--- PROBLEM TO WORK ON ---
Where the word "Aptitude" occurs in a line, return that line.
=======
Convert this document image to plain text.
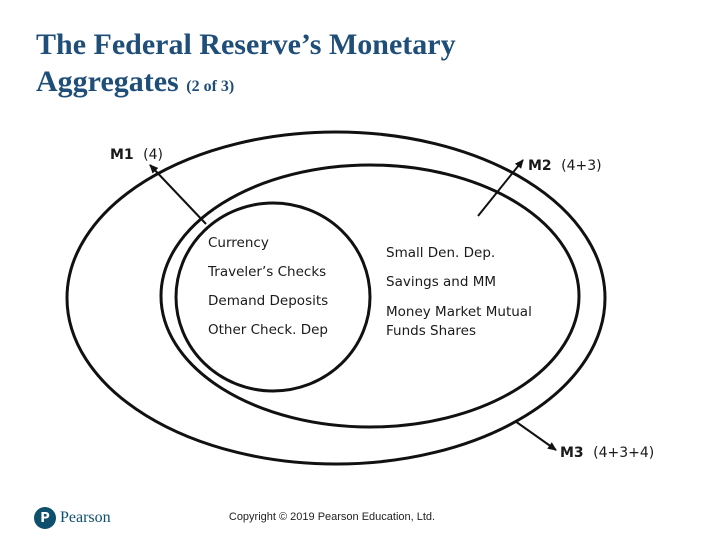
The Federal Reserve’s Monetary
Aggregates (2 of 3)
M1 (4)
M2 (4+3)
M3 (4+3+4)
Currency
Traveler’s Checks
Demand Deposits
Other Check. Dep
Small Den. Dep.
Savings and MM
Money Market Mutual
Funds Shares
P Pearson	Copyright © 2019 Pearson Education, Ltd.
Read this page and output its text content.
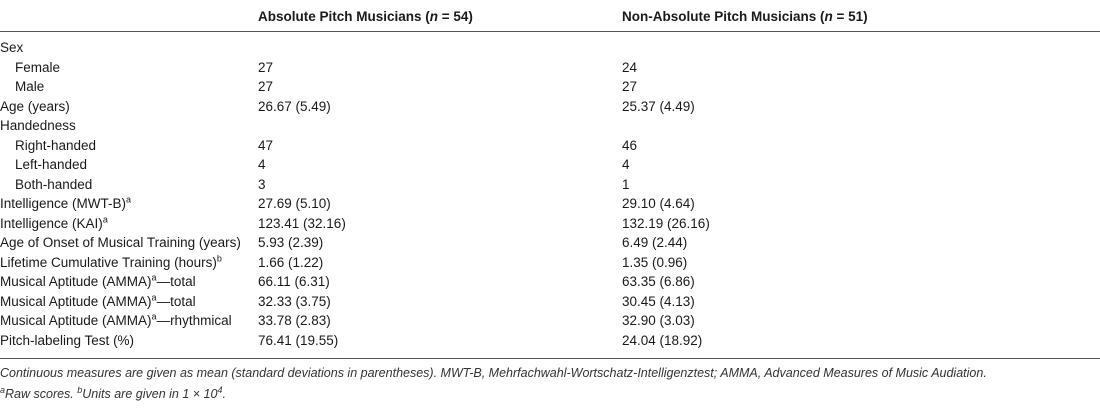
Absolute Pitch Musicians (n = 54)	Non-Absolute Pitch Musicians (n = 51)
Sex
Female	27	24
Male	27	27
Age (years)	26.67 (5.49)	25.37 (4.49)
Handedness
Right-handed	47	46
Left-handed	4	4
Both-handed	3	1
Intelligence $(MWT-B)^a$	27.69 (5.10)	29.10 (4.64)
Intelligence (KAI)$^a$	123.41 (32.16)	132.19 (26.16)
Age of Onset of Musical Training (years) 5.93 (2.39)	6.49 (2.44)
Lifetime Cumulative Training (hours)$^b$	1.66 (1.22)	1.35 (0.96)
Musical Aptitude (AMMA)$^a$—total	66.11 (6.31)	63.35 (6.86)
Musical Aptitude (AMMA)$^a$—total	32.33 (3.75)	30.45 (4.13)
Musical Aptitude (AMMA)$^a$—rhythmical 33.78 (2.83)	32.90 (3.03)
Pitch-labeling Test (%)	76.41 (19.55)	24.04 (18.92)
Continuous measures are given as mean (standard deviations in parentheses). MWT-B, Mehrfachwahl-Wortschatz-Intelligenztest; AMMA, Advanced Measures of Music Audiation.
$^a$Raw scores. $^b$Units are given in $1 \times 10^4$.
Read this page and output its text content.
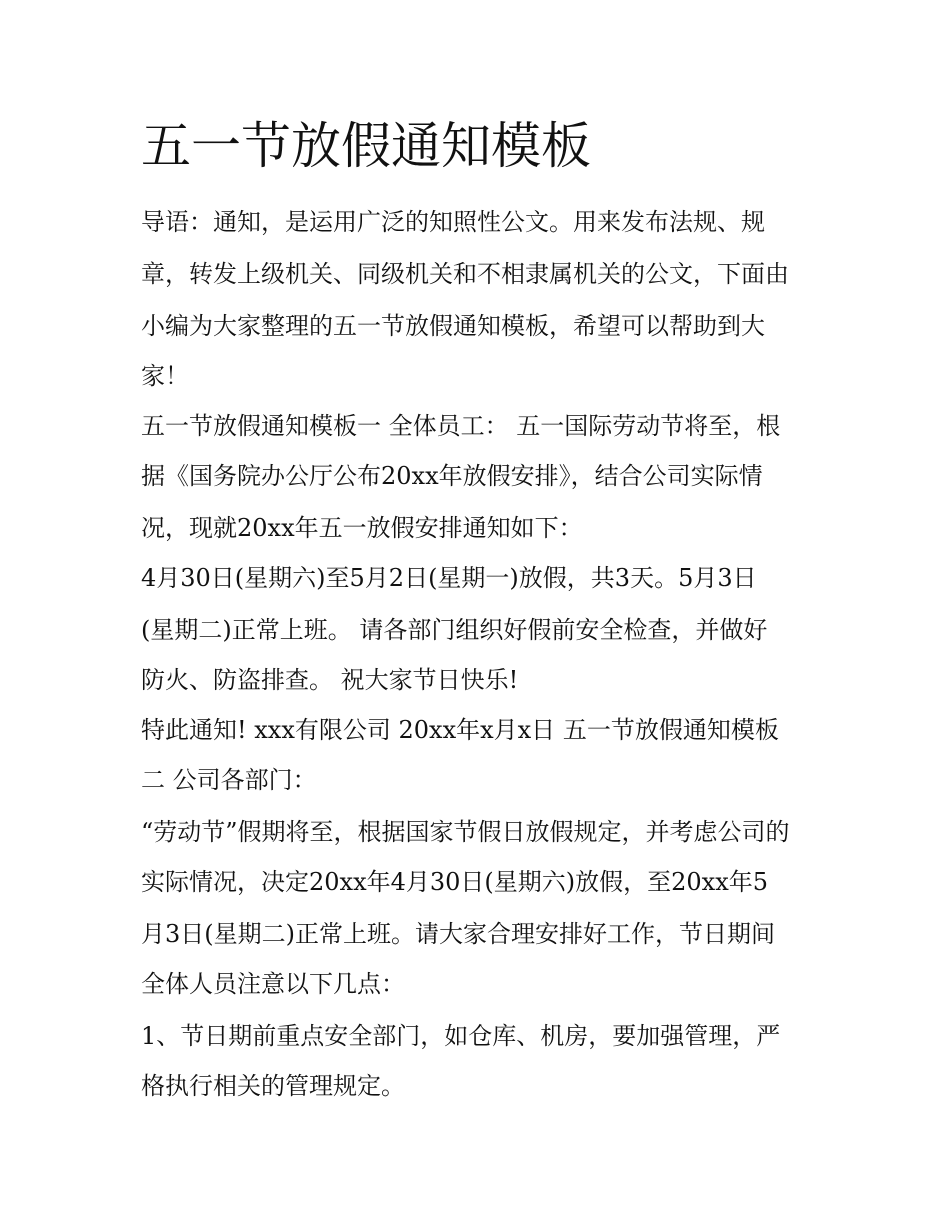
五一节放假通知模板

导语：通知，是运用广泛的知照性公文。用来发布法规、规

章，转发上级机关、同级机关和不相隶属机关的公文，下面由

小编为大家整理的五一节放假通知模板，希望可以帮助到大

家！

五一节放假通知模板一 全体员工： 五一国际劳动节将至，根

据《国务院办公厅公布20xx年放假安排》，结合公司实际情

况，现就20xx年五一放假安排通知如下：

4月30日(星期六)至5月2日(星期一)放假，共3天。5月3日

(星期二)正常上班。 请各部门组织好假前安全检查，并做好

防火、防盗排查。 祝大家节日快乐!

特此通知! xxx有限公司 20xx年x月x日 五一节放假通知模板

二 公司各部门：

“劳动节”假期将至，根据国家节假日放假规定，并考虑公司的

实际情况，决定20xx年4月30日(星期六)放假，至20xx年5

月3日(星期二)正常上班。请大家合理安排好工作，节日期间

全体人员注意以下几点：

1、节日期前重点安全部门，如仓库、机房，要加强管理，严

格执行相关的管理规定。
=======
--- FULL OUTPUT ---
Musical Aptitude (AMMA)$^a$—total	66.11 (6.31)	63.35 (6.86)
Musical Aptitude (AMMA)$^a$—total	32.33 (3.75)	30.45 (4.13)
Musical Aptitude (AMMA)$^a$—rhythmical 33.78 (2.83)	32.90 (3.03)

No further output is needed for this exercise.